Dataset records
* begin *

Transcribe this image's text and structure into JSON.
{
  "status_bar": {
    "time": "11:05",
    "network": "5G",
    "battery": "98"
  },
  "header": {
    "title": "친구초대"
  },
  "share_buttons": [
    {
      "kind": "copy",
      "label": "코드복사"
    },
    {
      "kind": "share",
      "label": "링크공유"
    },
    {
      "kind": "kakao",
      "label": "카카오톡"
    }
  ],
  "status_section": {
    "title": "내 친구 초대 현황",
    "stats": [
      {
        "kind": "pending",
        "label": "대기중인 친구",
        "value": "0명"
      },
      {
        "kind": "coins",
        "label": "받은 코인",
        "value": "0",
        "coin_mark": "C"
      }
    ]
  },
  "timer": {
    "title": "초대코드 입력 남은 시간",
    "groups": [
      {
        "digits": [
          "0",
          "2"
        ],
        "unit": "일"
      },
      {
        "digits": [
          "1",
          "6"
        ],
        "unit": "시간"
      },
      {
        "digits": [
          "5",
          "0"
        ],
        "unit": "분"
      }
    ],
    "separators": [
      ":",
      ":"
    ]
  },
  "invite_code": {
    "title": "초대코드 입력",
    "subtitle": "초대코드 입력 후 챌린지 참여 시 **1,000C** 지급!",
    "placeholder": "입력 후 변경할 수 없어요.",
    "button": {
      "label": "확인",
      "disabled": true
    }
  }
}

* end *

REQUIRED WORK
In this exercise, repeat all entries exactly.

REPLY TO THE TASK
Transcribe this image's text and structure into JSON.
{
  "status_bar": {
    "time": "11:05",
    "network": "5G",
    "battery": "98"
  },
  "header": {
    "title": "친구초대"
  },
  "share_buttons": [
    {
      "kind": "copy",
      "label": "코드복사"
    },
    {
      "kind": "share",
      "label": "링크공유"
    },
    {
      "kind": "kakao",
      "label": "카카오톡"
    }
  ],
  "status_section": {
    "title": "내 친구 초대 현황",
    "stats": [
      {
        "kind": "pending",
        "label": "대기중인 친구",
        "value": "0명"
      },
      {
        "kind": "coins",
        "label": "받은 코인",
        "value": "0",
        "coin_mark": "C"
      }
    ]
  },
  "timer": {
    "title": "초대코드 입력 남은 시간",
    "groups": [
      {
        "digits": [
          "0",
          "2"
        ],
        "unit": "일"
      },
      {
        "digits": [
          "1",
          "6"
        ],
        "unit": "시간"
      },
      {
        "digits": [
          "5",
          "0"
        ],
        "unit": "분"
      }
    ],
    "separators": [
      ":",
      ":"
    ]
  },
  "invite_code": {
    "title": "초대코드 입력",
    "subtitle": "초대코드 입력 후 챌린지 참여 시 **1,000C** 지급!",
    "placeholder": "입력 후 변경할 수 없어요.",
    "button": {
      "label": "확인",
      "disabled": true
    }
  }
}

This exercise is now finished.